Exercise directions
Pick out each line below containing "this".

Data to use
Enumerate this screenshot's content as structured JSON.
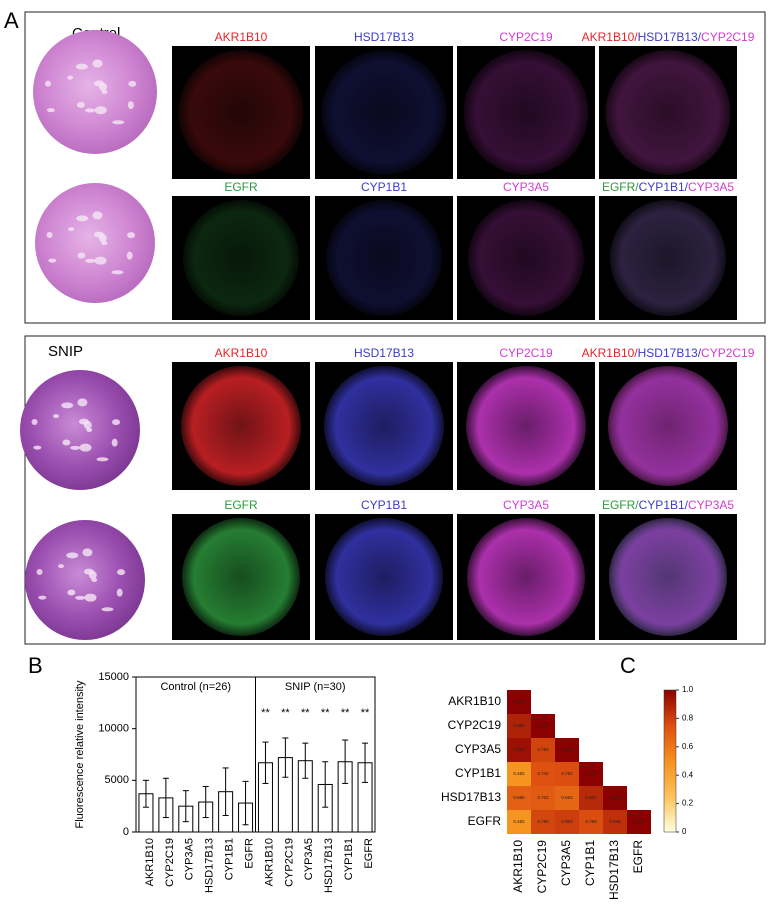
{
  "panel_a": {
    "label": "A",
    "separator": "/",
    "groups": [
      {
        "title": "Control",
        "rows": [
          {
            "channels": [
              {
                "name": "AKR1B10",
                "color": "#e3262b"
              },
              {
                "name": "HSD17B13",
                "color": "#3b3bc4"
              },
              {
                "name": "CYP2C19",
                "color": "#d43bd4"
              }
            ]
          },
          {
            "channels": [
              {
                "name": "EGFR",
                "color": "#2e9b3e"
              },
              {
                "name": "CYP1B1",
                "color": "#3b3bc4"
              },
              {
                "name": "CYP3A5",
                "color": "#d43bd4"
              }
            ]
          }
        ]
      },
      {
        "title": "SNIP",
        "rows": [
          {
            "channels": [
              {
                "name": "AKR1B10",
                "color": "#e3262b"
              },
              {
                "name": "HSD17B13",
                "color": "#3b3bc4"
              },
              {
                "name": "CYP2C19",
                "color": "#d43bd4"
              }
            ]
          },
          {
            "channels": [
              {
                "name": "EGFR",
                "color": "#2e9b3e"
              },
              {
                "name": "CYP1B1",
                "color": "#3b3bc4"
              },
              {
                "name": "CYP3A5",
                "color": "#d43bd4"
              }
            ]
          }
        ]
      }
    ]
  },
  "chart_data": [
    {
      "type": "bar",
      "label": "B",
      "ylabel": "Fluorescence relative intensity",
      "ylim": [
        0,
        15000
      ],
      "yticks": [
        0,
        5000,
        10000,
        15000
      ],
      "color": "#ffffff",
      "groups": [
        {
          "label": "Control (n=26)",
          "categories": [
            "AKR1B10",
            "CYP2C19",
            "CYP3A5",
            "HSD17B13",
            "CYP1B1",
            "EGFR"
          ],
          "values": [
            3700,
            3300,
            2500,
            2900,
            3900,
            2800
          ],
          "errors": [
            1300,
            1900,
            1500,
            1500,
            2300,
            2100
          ],
          "significance": [
            null,
            null,
            null,
            null,
            null,
            null
          ]
        },
        {
          "label": "SNIP (n=30)",
          "categories": [
            "AKR1B10",
            "CYP2C19",
            "CYP3A5",
            "HSD17B13",
            "CYP1B1",
            "EGFR"
          ],
          "values": [
            6700,
            7200,
            6900,
            4600,
            6800,
            6700
          ],
          "errors": [
            2000,
            1900,
            1700,
            2200,
            2100,
            1900
          ],
          "significance": [
            "**",
            "**",
            "**",
            "**",
            "**",
            "**"
          ]
        }
      ]
    },
    {
      "type": "heatmap",
      "label": "C",
      "labels": [
        "AKR1B10",
        "CYP2C19",
        "CYP3A5",
        "CYP1B1",
        "HSD17B13",
        "EGFR"
      ],
      "values": [
        [
          1.0
        ],
        [
          0.893,
          1.0
        ],
        [
          0.945,
          0.784,
          1.0
        ],
        [
          0.482,
          0.744,
          0.752,
          1.0
        ],
        [
          0.685,
          0.702,
          0.663,
          0.867,
          1.0
        ],
        [
          0.482,
          0.78,
          0.803,
          0.759,
          0.848,
          1.0
        ]
      ],
      "value_labels": [
        [
          "1.000"
        ],
        [
          "0.893",
          "1.000"
        ],
        [
          "0.945",
          "0.784",
          "1.000"
        ],
        [
          "0.482",
          "0.744",
          "0.752",
          "1.000"
        ],
        [
          "0.685",
          "0.702",
          "0.663",
          "0.867",
          "1.000"
        ],
        [
          "0.482",
          "0.780",
          "0.803",
          "0.759",
          "0.848",
          "1.000"
        ]
      ],
      "colormap": [
        "#ffffe0",
        "#fdc25a",
        "#f5901e",
        "#dd4f10",
        "#8b0000"
      ],
      "colorbar": {
        "lim": [
          0,
          1
        ],
        "ticks": [
          0,
          0.2,
          0.4,
          0.6,
          0.8,
          {
            "value": 1,
            "label": "1.0"
          }
        ]
      }
    }
  ]
}
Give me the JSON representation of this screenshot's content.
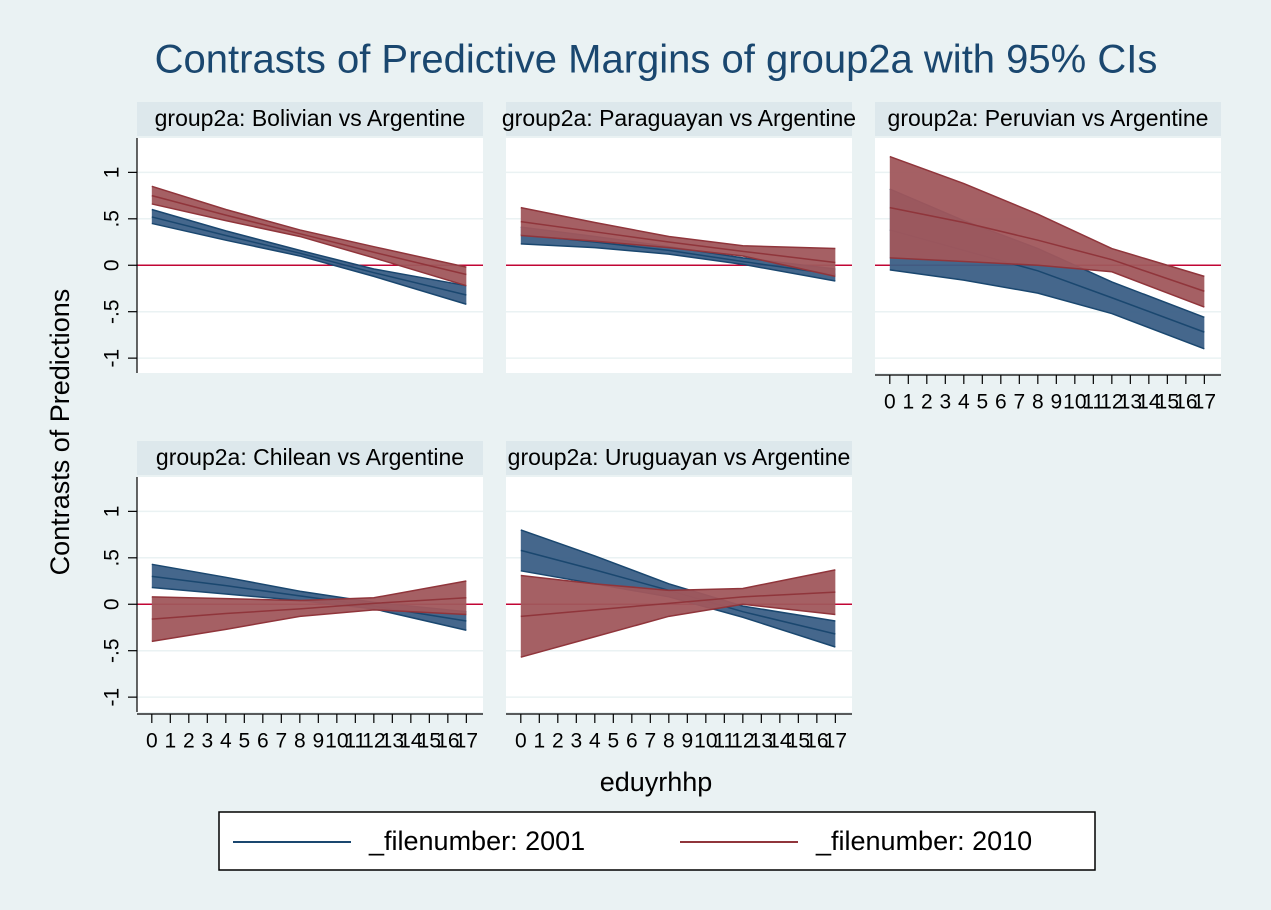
{
  "chart_data": {
    "type": "line",
    "title": "Contrasts of Predictive Margins of group2a with 95% CIs",
    "y_label": "Contrasts of Predictions",
    "x_label": "eduyrhhp",
    "x": [
      0,
      4,
      8,
      12,
      17
    ],
    "xlim": [
      -0.8,
      17.9
    ],
    "ylim": [
      -1.16,
      1.37
    ],
    "xticks": [
      0,
      1,
      2,
      3,
      4,
      5,
      6,
      7,
      8,
      9,
      10,
      11,
      12,
      13,
      14,
      15,
      16,
      17
    ],
    "yticks": [
      -1,
      {
        "value": -0.5,
        "label": "-.5"
      },
      0,
      {
        "value": 0.5,
        "label": ".5"
      },
      1
    ],
    "series": [
      {
        "name": "_filenumber: 2001",
        "color": "#3b5f86",
        "line_color": "#1a476f"
      },
      {
        "name": "_filenumber: 2010",
        "color": "#a0575c",
        "line_color": "#90353b"
      }
    ],
    "panels": [
      {
        "title": "group2a: Bolivian vs Argentine",
        "series": [
          {
            "values": [
              0.52,
              0.32,
              0.13,
              -0.08,
              -0.32
            ],
            "lower": [
              0.45,
              0.27,
              0.1,
              -0.12,
              -0.42
            ],
            "upper": [
              0.6,
              0.37,
              0.16,
              -0.04,
              -0.22
            ]
          },
          {
            "values": [
              0.75,
              0.54,
              0.34,
              0.14,
              -0.1
            ],
            "lower": [
              0.66,
              0.48,
              0.31,
              0.08,
              -0.22
            ],
            "upper": [
              0.85,
              0.6,
              0.38,
              0.2,
              -0.02
            ]
          }
        ]
      },
      {
        "title": "group2a: Paraguayan vs Argentine",
        "series": [
          {
            "values": [
              0.33,
              0.25,
              0.16,
              0.04,
              -0.1
            ],
            "lower": [
              0.23,
              0.19,
              0.12,
              0.01,
              -0.17
            ],
            "upper": [
              0.41,
              0.31,
              0.2,
              0.08,
              -0.04
            ]
          },
          {
            "values": [
              0.47,
              0.36,
              0.25,
              0.15,
              0.03
            ],
            "lower": [
              0.32,
              0.26,
              0.19,
              0.1,
              -0.12
            ],
            "upper": [
              0.62,
              0.46,
              0.31,
              0.21,
              0.18
            ]
          }
        ]
      },
      {
        "title": "group2a: Peruvian vs Argentine",
        "series": [
          {
            "values": [
              0.38,
              0.16,
              -0.06,
              -0.35,
              -0.72
            ],
            "lower": [
              -0.05,
              -0.16,
              -0.3,
              -0.52,
              -0.9
            ],
            "upper": [
              0.82,
              0.48,
              0.18,
              -0.18,
              -0.56
            ]
          },
          {
            "values": [
              0.62,
              0.46,
              0.27,
              0.06,
              -0.28
            ],
            "lower": [
              0.08,
              0.04,
              0.0,
              -0.07,
              -0.45
            ],
            "upper": [
              1.17,
              0.88,
              0.55,
              0.18,
              -0.12
            ]
          }
        ]
      },
      {
        "title": "group2a: Chilean vs Argentine",
        "series": [
          {
            "values": [
              0.3,
              0.2,
              0.09,
              -0.02,
              -0.18
            ],
            "lower": [
              0.18,
              0.11,
              0.04,
              -0.05,
              -0.28
            ],
            "upper": [
              0.43,
              0.29,
              0.14,
              0.02,
              -0.08
            ]
          },
          {
            "values": [
              -0.16,
              -0.1,
              -0.05,
              0.01,
              0.07
            ],
            "lower": [
              -0.4,
              -0.27,
              -0.13,
              -0.06,
              -0.11
            ],
            "upper": [
              0.08,
              0.06,
              0.04,
              0.07,
              0.25
            ]
          }
        ]
      },
      {
        "title": "group2a: Uruguayan vs Argentine",
        "series": [
          {
            "values": [
              0.58,
              0.37,
              0.15,
              -0.08,
              -0.32
            ],
            "lower": [
              0.36,
              0.22,
              0.08,
              -0.14,
              -0.46
            ],
            "upper": [
              0.8,
              0.52,
              0.22,
              -0.02,
              -0.18
            ]
          },
          {
            "values": [
              -0.13,
              -0.06,
              0.01,
              0.08,
              0.13
            ],
            "lower": [
              -0.57,
              -0.35,
              -0.13,
              0.0,
              -0.11
            ],
            "upper": [
              0.31,
              0.22,
              0.15,
              0.17,
              0.37
            ]
          }
        ]
      }
    ]
  }
}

Worked answer
Enumerate this screenshot's content as structured JSON.
Give me the JSON representation of this screenshot's content.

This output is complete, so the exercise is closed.